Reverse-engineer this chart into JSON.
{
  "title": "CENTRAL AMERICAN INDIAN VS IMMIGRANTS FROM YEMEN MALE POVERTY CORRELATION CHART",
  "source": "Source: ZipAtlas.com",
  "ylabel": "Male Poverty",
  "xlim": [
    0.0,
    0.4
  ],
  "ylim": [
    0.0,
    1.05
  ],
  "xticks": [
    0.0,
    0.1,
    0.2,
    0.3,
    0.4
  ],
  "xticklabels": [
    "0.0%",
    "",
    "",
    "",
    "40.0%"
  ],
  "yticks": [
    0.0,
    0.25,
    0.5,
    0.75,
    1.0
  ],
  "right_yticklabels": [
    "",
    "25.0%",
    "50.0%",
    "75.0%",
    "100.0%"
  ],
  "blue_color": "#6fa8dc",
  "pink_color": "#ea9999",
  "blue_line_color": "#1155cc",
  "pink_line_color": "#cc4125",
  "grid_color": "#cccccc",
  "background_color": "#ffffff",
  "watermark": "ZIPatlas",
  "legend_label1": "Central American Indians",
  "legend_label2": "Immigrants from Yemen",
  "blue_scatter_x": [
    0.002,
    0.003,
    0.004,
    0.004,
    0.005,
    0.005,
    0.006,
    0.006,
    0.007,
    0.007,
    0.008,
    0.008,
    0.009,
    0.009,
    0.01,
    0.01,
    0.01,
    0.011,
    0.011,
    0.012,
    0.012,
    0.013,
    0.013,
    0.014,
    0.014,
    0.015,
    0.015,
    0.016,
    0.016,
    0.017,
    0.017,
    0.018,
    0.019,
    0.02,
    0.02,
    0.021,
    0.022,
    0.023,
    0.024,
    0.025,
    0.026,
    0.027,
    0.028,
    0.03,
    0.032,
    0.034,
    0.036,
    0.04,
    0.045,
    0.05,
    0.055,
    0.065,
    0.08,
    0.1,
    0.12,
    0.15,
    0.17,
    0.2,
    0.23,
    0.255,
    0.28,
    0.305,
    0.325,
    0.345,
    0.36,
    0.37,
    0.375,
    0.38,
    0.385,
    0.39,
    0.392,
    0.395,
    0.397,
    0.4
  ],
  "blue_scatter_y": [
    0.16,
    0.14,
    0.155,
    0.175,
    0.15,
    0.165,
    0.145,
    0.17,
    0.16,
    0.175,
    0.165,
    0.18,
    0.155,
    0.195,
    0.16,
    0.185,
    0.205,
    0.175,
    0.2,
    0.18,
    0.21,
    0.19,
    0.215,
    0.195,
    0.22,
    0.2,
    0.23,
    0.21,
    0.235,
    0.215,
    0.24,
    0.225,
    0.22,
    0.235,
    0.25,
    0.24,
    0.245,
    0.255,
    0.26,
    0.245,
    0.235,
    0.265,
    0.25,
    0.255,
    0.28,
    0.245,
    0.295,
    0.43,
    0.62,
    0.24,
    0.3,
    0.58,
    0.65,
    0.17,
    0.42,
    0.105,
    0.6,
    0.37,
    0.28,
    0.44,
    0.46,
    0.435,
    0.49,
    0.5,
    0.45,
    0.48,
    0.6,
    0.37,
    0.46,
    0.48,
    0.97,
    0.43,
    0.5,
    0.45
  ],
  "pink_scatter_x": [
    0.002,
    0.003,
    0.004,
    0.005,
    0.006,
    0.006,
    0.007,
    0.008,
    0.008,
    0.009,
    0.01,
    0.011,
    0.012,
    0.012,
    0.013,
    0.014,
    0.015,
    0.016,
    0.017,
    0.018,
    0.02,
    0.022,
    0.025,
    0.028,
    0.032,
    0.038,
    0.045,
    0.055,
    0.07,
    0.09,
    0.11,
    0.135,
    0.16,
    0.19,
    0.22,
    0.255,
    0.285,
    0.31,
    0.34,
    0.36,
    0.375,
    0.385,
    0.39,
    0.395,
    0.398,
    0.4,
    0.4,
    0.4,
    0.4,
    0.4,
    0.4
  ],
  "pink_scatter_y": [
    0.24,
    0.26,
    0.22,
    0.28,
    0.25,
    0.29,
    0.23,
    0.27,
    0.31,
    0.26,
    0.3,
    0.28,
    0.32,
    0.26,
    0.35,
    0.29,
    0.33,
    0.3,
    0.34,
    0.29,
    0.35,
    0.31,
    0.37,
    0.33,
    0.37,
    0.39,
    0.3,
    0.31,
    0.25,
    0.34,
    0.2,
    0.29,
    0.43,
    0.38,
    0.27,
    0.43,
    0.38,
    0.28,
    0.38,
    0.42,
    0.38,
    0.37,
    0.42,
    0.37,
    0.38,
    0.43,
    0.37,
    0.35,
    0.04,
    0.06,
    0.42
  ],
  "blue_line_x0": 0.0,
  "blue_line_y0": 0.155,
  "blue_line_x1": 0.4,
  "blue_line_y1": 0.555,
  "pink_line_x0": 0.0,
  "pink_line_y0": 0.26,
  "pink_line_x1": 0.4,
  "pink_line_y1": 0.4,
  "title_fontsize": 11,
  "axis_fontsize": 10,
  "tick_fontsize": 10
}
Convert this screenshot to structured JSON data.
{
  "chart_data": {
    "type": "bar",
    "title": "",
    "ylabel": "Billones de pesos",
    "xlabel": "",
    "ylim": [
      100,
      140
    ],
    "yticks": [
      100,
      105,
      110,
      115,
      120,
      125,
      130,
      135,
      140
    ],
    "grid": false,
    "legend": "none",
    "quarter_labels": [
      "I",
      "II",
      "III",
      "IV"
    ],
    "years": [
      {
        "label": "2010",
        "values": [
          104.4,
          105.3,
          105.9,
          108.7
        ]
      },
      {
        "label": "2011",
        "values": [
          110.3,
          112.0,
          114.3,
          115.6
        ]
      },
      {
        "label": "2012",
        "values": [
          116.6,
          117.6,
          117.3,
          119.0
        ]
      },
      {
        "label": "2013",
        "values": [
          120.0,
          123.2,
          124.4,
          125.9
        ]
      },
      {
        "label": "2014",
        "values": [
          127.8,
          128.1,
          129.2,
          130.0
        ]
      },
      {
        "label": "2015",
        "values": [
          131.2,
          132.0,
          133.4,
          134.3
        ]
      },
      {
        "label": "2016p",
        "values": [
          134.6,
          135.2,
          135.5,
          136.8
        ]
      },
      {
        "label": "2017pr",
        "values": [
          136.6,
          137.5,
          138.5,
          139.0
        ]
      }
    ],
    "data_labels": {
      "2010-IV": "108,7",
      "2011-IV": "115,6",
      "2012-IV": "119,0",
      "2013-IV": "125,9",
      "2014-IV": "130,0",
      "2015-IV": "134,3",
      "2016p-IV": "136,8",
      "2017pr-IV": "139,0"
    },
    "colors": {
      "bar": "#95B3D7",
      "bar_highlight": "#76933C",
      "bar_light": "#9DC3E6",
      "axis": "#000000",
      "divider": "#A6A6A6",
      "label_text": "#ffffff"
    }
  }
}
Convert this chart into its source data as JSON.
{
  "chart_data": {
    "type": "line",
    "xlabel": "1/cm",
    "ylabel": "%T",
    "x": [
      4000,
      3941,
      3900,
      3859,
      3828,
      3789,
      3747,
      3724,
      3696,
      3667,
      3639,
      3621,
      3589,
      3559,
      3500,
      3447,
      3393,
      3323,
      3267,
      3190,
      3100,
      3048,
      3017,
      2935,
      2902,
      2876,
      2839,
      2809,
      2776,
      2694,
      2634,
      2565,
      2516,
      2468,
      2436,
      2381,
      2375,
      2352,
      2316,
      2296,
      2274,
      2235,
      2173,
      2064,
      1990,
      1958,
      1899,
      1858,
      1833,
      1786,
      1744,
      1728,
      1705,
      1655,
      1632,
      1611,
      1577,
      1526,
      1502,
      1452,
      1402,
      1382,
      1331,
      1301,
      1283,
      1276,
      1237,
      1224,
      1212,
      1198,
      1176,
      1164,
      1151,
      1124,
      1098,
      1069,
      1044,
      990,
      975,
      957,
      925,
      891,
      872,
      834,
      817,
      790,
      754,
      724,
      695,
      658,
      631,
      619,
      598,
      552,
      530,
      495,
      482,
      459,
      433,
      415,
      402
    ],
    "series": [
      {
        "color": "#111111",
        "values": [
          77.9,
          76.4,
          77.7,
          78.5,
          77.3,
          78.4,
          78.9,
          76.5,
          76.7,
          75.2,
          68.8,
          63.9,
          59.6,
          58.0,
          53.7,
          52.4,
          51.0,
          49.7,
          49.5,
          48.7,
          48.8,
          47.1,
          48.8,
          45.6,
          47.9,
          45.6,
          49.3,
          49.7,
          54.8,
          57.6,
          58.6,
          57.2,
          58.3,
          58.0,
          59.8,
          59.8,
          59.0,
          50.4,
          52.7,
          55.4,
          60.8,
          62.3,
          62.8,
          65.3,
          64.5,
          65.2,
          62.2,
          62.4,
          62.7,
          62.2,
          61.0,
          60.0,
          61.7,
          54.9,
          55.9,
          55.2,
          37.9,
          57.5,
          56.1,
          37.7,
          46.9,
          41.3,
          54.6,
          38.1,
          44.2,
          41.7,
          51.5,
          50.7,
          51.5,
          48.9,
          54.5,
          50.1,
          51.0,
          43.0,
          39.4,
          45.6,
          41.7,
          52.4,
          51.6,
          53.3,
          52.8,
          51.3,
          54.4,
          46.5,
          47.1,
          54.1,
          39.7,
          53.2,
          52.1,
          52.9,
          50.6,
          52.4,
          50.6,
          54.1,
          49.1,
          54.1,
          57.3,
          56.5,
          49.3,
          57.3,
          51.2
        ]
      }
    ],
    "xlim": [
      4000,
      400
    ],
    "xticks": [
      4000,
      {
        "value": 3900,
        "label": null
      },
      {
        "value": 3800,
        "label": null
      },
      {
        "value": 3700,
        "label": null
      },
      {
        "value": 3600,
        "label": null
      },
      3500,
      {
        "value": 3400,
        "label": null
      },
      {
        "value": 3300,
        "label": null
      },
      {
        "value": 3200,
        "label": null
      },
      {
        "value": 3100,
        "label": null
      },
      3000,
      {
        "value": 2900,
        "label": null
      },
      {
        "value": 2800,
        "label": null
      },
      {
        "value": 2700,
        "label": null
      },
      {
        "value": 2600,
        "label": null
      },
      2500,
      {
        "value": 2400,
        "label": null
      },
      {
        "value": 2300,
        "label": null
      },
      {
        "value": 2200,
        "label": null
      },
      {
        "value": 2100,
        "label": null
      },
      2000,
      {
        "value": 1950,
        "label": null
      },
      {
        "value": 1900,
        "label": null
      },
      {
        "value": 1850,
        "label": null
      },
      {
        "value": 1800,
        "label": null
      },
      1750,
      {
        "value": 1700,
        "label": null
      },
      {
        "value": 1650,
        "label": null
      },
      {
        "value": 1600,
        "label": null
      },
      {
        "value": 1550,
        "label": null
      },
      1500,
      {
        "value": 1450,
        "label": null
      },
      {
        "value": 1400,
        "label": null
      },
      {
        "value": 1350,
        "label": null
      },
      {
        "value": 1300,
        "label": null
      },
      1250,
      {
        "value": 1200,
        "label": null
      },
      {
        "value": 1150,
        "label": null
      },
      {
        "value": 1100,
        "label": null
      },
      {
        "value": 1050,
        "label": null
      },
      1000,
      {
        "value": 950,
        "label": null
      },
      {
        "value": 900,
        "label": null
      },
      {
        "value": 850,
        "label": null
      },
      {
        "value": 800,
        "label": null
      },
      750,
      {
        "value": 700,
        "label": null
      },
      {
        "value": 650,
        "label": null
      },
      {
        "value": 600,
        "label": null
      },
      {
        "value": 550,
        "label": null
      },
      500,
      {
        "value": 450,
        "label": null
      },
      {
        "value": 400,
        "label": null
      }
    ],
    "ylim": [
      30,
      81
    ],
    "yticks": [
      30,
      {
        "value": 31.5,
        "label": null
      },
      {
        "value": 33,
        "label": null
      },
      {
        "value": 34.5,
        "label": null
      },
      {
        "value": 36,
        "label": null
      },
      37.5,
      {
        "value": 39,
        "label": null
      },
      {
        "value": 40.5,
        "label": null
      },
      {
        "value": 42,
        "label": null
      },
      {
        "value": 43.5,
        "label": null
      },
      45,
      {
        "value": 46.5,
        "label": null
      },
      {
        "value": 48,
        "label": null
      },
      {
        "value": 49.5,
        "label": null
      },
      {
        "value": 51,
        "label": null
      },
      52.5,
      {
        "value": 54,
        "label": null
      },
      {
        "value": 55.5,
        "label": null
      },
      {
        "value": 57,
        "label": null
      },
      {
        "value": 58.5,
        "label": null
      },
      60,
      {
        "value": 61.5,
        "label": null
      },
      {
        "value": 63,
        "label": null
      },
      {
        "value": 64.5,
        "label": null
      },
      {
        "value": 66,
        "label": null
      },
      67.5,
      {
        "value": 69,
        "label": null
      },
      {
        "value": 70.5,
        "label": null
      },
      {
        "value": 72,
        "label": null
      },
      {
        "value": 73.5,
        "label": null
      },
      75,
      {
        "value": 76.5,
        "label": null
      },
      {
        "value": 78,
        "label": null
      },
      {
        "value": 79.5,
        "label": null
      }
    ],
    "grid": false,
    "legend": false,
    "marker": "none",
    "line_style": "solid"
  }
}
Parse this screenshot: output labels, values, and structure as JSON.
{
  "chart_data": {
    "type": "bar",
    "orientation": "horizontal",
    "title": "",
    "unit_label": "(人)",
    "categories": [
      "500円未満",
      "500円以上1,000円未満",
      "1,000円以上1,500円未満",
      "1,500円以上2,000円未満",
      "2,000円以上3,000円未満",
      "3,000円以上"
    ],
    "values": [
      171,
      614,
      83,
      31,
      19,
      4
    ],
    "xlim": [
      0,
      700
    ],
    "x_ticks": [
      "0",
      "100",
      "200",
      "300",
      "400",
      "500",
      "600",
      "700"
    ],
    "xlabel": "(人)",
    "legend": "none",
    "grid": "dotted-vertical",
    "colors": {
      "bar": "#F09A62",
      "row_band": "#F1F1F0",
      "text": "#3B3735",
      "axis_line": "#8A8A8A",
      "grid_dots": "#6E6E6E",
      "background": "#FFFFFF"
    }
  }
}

○ ○ ○

### Your objective:
Report every line containing the word "JSON" from the listing above.

### Answer for the task:
Reverse-engineer this chart into JSON.
Convert this screenshot to structured JSON data.
Convert this chart into its source data as JSON.
Parse this screenshot: output labels, values, and structure as JSON.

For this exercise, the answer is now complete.